[A run of records]
◇ ◇ ◇ ◇

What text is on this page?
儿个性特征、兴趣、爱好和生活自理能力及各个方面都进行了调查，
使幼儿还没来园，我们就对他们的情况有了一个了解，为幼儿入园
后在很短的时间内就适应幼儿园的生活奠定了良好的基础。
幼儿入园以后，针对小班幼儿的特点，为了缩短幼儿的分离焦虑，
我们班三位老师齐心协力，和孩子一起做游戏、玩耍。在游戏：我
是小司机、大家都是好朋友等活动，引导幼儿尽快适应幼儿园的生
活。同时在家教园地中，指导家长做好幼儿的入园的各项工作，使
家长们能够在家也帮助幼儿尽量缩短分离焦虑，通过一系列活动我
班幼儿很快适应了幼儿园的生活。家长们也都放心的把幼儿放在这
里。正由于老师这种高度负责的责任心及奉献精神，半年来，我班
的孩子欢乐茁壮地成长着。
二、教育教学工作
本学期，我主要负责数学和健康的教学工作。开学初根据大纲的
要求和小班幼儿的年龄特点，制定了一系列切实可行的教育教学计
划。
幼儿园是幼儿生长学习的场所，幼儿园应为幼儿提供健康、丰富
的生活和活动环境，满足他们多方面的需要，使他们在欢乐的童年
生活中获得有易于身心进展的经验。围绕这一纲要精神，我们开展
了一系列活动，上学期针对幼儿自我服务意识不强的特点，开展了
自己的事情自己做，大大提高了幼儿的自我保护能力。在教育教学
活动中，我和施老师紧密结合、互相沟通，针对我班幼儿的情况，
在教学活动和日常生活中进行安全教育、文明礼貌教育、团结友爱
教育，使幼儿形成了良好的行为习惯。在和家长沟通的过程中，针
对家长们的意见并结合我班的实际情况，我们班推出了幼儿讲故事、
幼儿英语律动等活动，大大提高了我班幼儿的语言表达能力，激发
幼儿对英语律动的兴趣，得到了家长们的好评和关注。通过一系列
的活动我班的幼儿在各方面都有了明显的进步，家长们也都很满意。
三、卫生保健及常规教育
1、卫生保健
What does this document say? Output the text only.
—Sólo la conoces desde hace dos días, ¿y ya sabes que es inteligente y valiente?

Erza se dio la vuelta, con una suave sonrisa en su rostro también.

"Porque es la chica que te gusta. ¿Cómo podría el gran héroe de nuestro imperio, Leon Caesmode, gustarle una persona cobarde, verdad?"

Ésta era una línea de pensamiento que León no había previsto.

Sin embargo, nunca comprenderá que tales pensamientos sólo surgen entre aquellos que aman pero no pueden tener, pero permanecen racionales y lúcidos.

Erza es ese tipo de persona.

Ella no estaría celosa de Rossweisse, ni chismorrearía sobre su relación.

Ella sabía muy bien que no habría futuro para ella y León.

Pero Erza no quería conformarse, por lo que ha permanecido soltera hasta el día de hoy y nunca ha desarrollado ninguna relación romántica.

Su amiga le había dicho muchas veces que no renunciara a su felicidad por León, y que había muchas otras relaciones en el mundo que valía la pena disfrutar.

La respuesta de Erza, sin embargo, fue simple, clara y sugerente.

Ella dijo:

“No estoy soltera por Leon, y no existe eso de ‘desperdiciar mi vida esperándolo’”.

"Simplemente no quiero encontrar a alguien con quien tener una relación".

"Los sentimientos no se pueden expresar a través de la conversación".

◇ ◇ ◇ ◇

Check each line of the records above for the string "Leon", and report every line that has it.

"Porque es la chica que te gusta. ¿Cómo podría el gran héroe de nuestro imperio, Leon Caesmode, gustarle una persona cobarde, verdad?"
“No estoy soltera por Leon, y no existe eso de ‘desperdiciar mi vida esperándolo’”.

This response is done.